_ЗАДАНИЕ_
Представьте строки, начиная со строки, содержащей «peak-label-g: G (424, 432, 437, 449)», и заканчивая строкой, содержащей «colorbar-bottom-value: 6907 (635, 275, 678, 289)», включительно, в виде списка JSON, где каждой строке соответствует одно строковое значение. Пустые строки в список не включайте.

_ЛИСТИНГ_

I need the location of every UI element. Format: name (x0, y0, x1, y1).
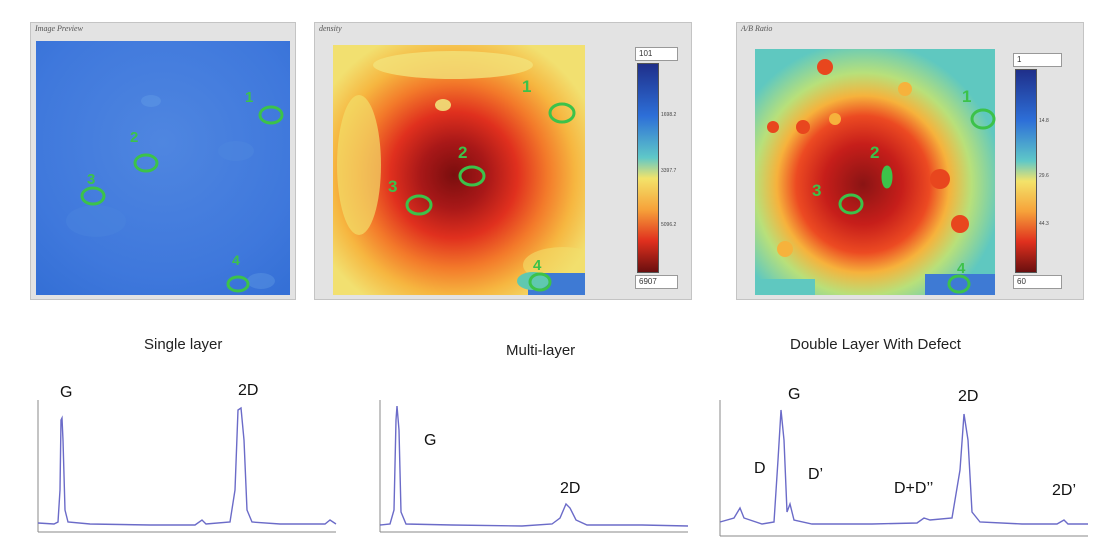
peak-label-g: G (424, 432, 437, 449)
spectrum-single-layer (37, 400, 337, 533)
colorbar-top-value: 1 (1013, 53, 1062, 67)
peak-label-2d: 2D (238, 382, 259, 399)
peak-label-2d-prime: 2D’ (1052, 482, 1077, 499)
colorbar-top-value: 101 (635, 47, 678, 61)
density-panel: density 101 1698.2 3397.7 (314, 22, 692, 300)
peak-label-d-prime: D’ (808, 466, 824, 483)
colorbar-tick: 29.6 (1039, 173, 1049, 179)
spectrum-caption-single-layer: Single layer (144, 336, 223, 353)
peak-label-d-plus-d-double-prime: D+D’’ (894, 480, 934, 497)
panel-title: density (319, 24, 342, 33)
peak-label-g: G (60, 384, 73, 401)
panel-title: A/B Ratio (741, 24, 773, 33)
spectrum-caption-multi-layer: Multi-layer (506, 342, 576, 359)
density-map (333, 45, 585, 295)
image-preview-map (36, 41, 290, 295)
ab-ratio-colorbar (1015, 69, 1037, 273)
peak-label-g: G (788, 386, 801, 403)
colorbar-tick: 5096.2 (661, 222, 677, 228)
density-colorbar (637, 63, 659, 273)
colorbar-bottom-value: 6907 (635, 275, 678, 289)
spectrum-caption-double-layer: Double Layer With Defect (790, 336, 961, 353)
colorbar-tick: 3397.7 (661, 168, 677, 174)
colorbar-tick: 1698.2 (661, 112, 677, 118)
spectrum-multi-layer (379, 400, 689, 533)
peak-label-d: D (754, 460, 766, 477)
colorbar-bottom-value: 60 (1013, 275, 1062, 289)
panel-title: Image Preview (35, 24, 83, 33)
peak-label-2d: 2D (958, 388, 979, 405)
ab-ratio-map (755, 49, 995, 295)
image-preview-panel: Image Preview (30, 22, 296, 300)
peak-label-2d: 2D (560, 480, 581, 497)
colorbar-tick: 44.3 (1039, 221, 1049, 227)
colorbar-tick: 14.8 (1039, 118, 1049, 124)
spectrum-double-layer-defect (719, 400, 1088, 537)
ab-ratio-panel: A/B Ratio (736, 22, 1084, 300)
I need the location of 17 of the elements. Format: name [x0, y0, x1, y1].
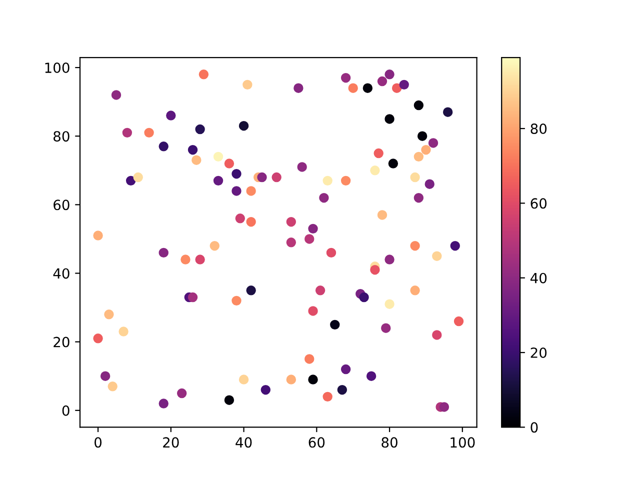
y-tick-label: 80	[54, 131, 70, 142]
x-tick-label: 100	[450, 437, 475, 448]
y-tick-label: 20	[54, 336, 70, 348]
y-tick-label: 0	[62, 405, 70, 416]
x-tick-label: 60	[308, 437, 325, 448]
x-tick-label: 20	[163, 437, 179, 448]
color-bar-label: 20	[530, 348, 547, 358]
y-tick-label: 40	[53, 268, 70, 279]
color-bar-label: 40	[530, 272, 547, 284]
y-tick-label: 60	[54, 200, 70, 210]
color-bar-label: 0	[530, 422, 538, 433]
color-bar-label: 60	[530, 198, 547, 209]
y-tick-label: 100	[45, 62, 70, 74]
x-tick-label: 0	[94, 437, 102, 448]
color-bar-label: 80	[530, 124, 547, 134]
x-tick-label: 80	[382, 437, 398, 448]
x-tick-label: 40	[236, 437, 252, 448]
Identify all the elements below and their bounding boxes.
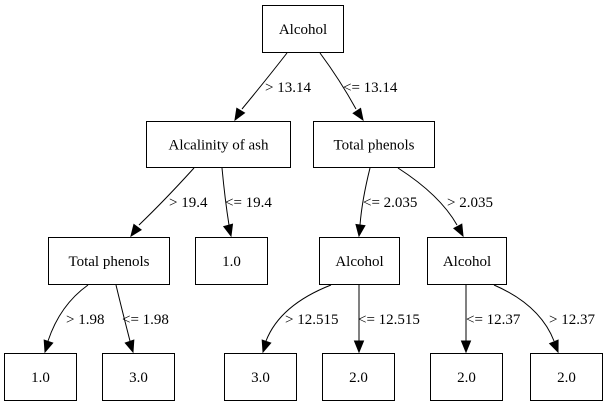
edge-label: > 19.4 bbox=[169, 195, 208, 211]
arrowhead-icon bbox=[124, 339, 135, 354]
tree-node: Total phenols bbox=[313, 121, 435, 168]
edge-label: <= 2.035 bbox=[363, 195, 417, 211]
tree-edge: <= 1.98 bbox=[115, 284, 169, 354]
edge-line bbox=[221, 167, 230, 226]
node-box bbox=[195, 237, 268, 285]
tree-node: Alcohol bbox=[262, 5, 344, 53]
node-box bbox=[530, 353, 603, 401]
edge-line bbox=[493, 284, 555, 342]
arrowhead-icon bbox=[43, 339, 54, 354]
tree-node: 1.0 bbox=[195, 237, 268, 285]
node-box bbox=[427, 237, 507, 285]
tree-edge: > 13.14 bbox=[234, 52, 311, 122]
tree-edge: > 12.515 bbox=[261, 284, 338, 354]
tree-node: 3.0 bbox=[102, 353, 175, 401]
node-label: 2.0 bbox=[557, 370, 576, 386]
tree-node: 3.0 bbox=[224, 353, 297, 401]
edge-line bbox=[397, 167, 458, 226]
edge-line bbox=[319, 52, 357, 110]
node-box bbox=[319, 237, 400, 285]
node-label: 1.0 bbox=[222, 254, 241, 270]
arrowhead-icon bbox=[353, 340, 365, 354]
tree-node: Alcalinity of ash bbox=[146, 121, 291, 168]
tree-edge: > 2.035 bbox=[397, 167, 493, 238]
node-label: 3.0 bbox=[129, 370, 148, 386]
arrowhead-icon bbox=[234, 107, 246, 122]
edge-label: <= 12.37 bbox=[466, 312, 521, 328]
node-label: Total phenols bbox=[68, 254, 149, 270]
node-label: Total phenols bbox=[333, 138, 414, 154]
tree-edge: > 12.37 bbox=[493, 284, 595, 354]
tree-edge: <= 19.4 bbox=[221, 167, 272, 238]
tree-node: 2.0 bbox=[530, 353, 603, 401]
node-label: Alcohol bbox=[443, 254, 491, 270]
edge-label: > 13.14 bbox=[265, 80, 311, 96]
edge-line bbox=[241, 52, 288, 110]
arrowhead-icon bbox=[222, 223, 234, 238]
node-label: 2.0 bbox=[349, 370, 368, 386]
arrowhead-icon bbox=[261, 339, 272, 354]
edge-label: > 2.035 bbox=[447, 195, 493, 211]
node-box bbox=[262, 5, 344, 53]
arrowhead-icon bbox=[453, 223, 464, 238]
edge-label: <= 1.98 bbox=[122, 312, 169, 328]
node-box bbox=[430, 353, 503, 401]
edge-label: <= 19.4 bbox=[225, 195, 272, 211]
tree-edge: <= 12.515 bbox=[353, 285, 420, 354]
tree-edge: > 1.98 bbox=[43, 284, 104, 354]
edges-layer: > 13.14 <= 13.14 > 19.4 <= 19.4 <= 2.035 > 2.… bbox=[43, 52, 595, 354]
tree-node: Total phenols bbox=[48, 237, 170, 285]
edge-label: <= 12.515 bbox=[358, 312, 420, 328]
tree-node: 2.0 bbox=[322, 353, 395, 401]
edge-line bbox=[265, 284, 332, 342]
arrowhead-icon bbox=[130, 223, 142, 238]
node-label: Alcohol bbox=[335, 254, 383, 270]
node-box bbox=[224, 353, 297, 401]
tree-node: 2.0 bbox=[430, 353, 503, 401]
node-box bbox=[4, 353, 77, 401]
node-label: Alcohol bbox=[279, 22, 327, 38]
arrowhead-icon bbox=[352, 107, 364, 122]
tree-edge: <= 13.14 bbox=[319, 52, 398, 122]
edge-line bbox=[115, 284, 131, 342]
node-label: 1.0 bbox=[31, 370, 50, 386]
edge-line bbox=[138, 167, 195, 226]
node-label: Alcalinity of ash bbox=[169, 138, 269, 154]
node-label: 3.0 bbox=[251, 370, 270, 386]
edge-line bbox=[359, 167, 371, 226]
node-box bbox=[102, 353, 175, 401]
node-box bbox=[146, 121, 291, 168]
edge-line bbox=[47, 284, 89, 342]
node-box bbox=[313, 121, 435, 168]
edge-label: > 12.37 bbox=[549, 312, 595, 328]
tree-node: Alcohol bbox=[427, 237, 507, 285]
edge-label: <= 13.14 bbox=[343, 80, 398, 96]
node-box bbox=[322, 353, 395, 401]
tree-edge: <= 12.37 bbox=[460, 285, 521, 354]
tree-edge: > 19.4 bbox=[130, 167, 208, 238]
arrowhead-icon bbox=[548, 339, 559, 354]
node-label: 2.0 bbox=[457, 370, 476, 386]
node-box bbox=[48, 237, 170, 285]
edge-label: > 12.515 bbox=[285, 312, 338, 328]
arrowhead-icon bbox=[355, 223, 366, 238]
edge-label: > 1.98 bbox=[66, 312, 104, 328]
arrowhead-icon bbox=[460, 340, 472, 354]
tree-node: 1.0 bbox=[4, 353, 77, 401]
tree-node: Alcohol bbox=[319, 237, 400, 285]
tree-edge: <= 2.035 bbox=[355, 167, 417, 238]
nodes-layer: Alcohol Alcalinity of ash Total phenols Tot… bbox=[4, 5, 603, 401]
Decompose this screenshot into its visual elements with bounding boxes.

_ОТВЕТ_
[
  "peak-label-g: G (424, 432, 437, 449)",
  "spectrum-single-layer (37, 400, 337, 533)",
  "colorbar-top-value: 1 (1013, 53, 1062, 67)",
  "peak-label-2d: 2D (238, 382, 259, 399)",
  "peak-label-2d-prime: 2D’ (1052, 482, 1077, 499)",
  "colorbar-top-value: 101 (635, 47, 678, 61)",
  "density-panel: density 101 1698.2 3397.7 (314, 22, 692, 300)",
  "peak-label-d-prime: D’ (808, 466, 824, 483)",
  "colorbar-tick: 29.6 (1039, 173, 1049, 179)",
  "spectrum-caption-single-layer: Single layer (144, 336, 223, 353)",
  "peak-label-d-plus-d-double-prime: D+D’’ (894, 480, 934, 497)",
  "panel-title: density (319, 24, 342, 33)",
  "peak-label-g: G (60, 384, 73, 401)",
  "panel-title: A/B Ratio (741, 24, 773, 33)",
  "spectrum-caption-multi-layer: Multi-layer (506, 342, 576, 359)",
  "density-map (333, 45, 585, 295)",
  "image-preview-map (36, 41, 290, 295)",
  "ab-ratio-colorbar (1015, 69, 1037, 273)",
  "peak-label-g: G (788, 386, 801, 403)",
  "colorbar-tick: 5096.2 (661, 222, 677, 228)",
  "density-colorbar (637, 63, 659, 273)",
  "colorbar-bottom-value: 6907 (635, 275, 678, 289)"
]